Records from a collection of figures
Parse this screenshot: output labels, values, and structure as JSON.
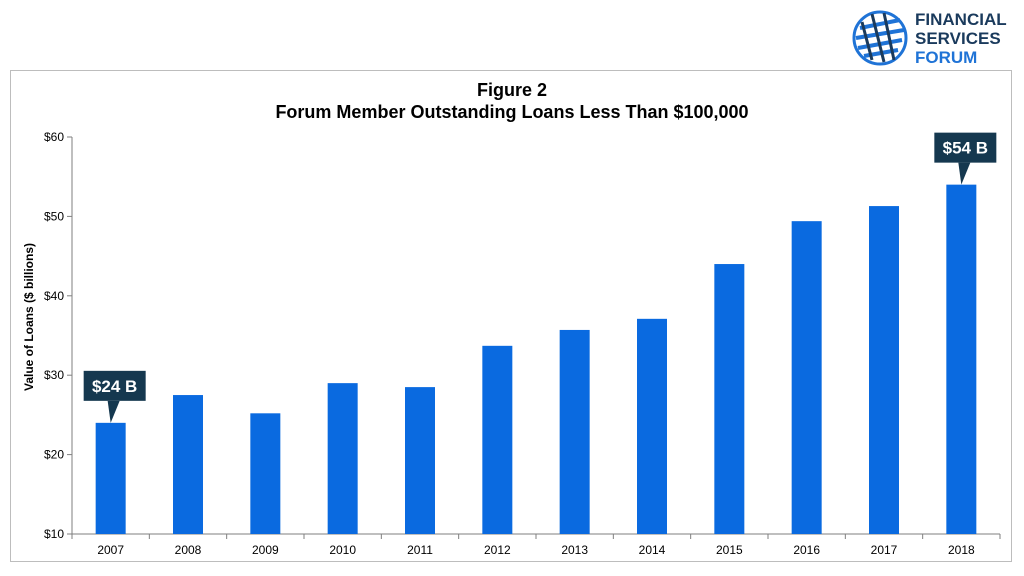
{
  "logo": {
    "line1": "FINANCIAL",
    "line2": "SERVICES",
    "line3": "FORUM",
    "colors": {
      "dark": "#1a3a5c",
      "blue": "#1f73d6",
      "globe": "#1f73d6"
    }
  },
  "chart_data": {
    "type": "bar",
    "title": "Figure 2",
    "subtitle": "Forum Member Outstanding Loans Less Than $100,000",
    "xlabel": "",
    "ylabel": "Value of Loans ($ billions)",
    "categories": [
      "2007",
      "2008",
      "2009",
      "2010",
      "2011",
      "2012",
      "2013",
      "2014",
      "2015",
      "2016",
      "2017",
      "2018"
    ],
    "values": [
      24.0,
      27.5,
      25.2,
      29.0,
      28.5,
      33.7,
      35.7,
      37.1,
      44.0,
      49.4,
      51.3,
      54.0
    ],
    "ylim": [
      10,
      60
    ],
    "yticks": [
      10,
      20,
      30,
      40,
      50,
      60
    ],
    "ytick_labels": [
      "$10",
      "$20",
      "$30",
      "$40",
      "$50",
      "$60"
    ],
    "grid": false,
    "bar_color": "#0a6ae0",
    "annotations": [
      {
        "category": "2007",
        "text": "$24 B"
      },
      {
        "category": "2018",
        "text": "$54 B"
      }
    ],
    "callout_color": "#15384f"
  }
}
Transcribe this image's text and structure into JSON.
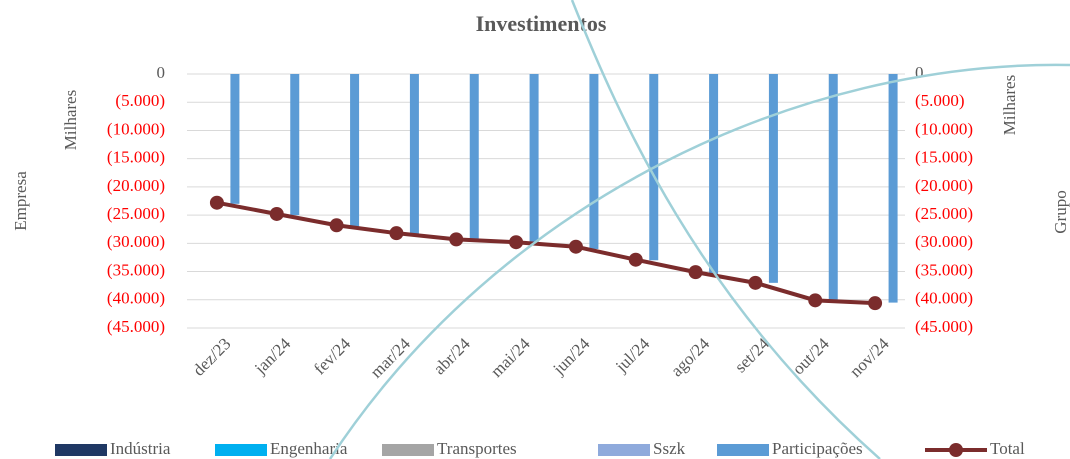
{
  "chart_data": {
    "type": "bar",
    "title": "Investimentos",
    "y_axis_title": "Empresa",
    "y_axis_unit": "Milhares",
    "y2_axis_title": "Grupo",
    "y2_axis_unit": "Milhares",
    "categories": [
      "dez/23",
      "jan/24",
      "fev/24",
      "mar/24",
      "abr/24",
      "mai/24",
      "jun/24",
      "jul/24",
      "ago/24",
      "set/24",
      "out/24",
      "nov/24"
    ],
    "series": [
      {
        "name": "Indústria",
        "type": "bar",
        "color": "#1f3864",
        "values": [
          0,
          0,
          0,
          0,
          0,
          0,
          0,
          0,
          0,
          0,
          0,
          0
        ]
      },
      {
        "name": "Engenharia",
        "type": "bar",
        "color": "#00b0f0",
        "values": [
          0,
          0,
          0,
          0,
          0,
          0,
          0,
          0,
          0,
          0,
          0,
          0
        ]
      },
      {
        "name": "Transportes",
        "type": "bar",
        "color": "#a5a5a5",
        "values": [
          0,
          0,
          0,
          0,
          0,
          0,
          0,
          0,
          0,
          0,
          0,
          0
        ]
      },
      {
        "name": "Sszk",
        "type": "bar",
        "color": "#8faadc",
        "values": [
          0,
          0,
          0,
          0,
          0,
          0,
          0,
          0,
          0,
          0,
          0,
          0
        ]
      },
      {
        "name": "Participações",
        "type": "bar",
        "color": "#5b9bd5",
        "values": [
          -23000,
          -25000,
          -27000,
          -28500,
          -29500,
          -30000,
          -31000,
          -33000,
          -35500,
          -37000,
          -40000,
          -40500
        ]
      },
      {
        "name": "Total",
        "type": "line",
        "axis": "y2",
        "color": "#7b2c2c",
        "values": [
          -22800,
          -24800,
          -26800,
          -28200,
          -29300,
          -29800,
          -30600,
          -32900,
          -35100,
          -37000,
          -40100,
          -40600
        ]
      }
    ],
    "ylim": [
      -45000,
      0
    ],
    "yticks": [
      0,
      {
        "value": -5000,
        "label": "(5.000)"
      },
      {
        "value": -10000,
        "label": "(10.000)"
      },
      {
        "value": -15000,
        "label": "(15.000)"
      },
      {
        "value": -20000,
        "label": "(20.000)"
      },
      {
        "value": -25000,
        "label": "(25.000)"
      },
      {
        "value": -30000,
        "label": "(30.000)"
      },
      {
        "value": -35000,
        "label": "(35.000)"
      },
      {
        "value": -40000,
        "label": "(40.000)"
      },
      {
        "value": -45000,
        "label": "(45.000)"
      }
    ],
    "y2lim": [
      -45000,
      0
    ],
    "y2ticks": [
      0,
      {
        "value": -5000,
        "label": "(5.000)"
      },
      {
        "value": -10000,
        "label": "(10.000)"
      },
      {
        "value": -15000,
        "label": "(15.000)"
      },
      {
        "value": -20000,
        "label": "(20.000)"
      },
      {
        "value": -25000,
        "label": "(25.000)"
      },
      {
        "value": -30000,
        "label": "(30.000)"
      },
      {
        "value": -35000,
        "label": "(35.000)"
      },
      {
        "value": -40000,
        "label": "(40.000)"
      },
      {
        "value": -45000,
        "label": "(45.000)"
      }
    ],
    "grid": true
  }
}
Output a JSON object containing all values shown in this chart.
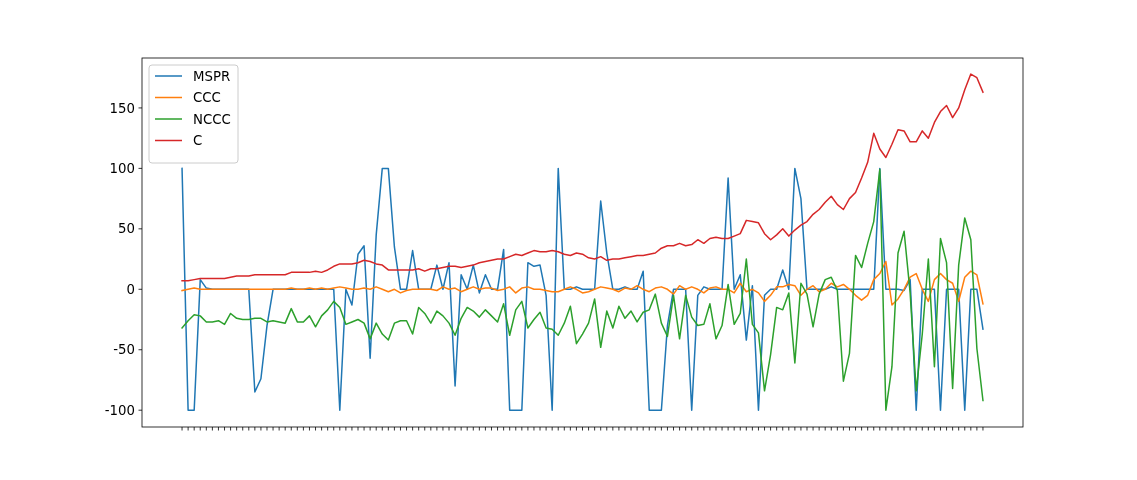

_Short task_:
Collect each line holding the string "Milhares".

_The reply_:
    "y_axis_unit": "Milhares",
    "y2_axis_unit": "Milhares",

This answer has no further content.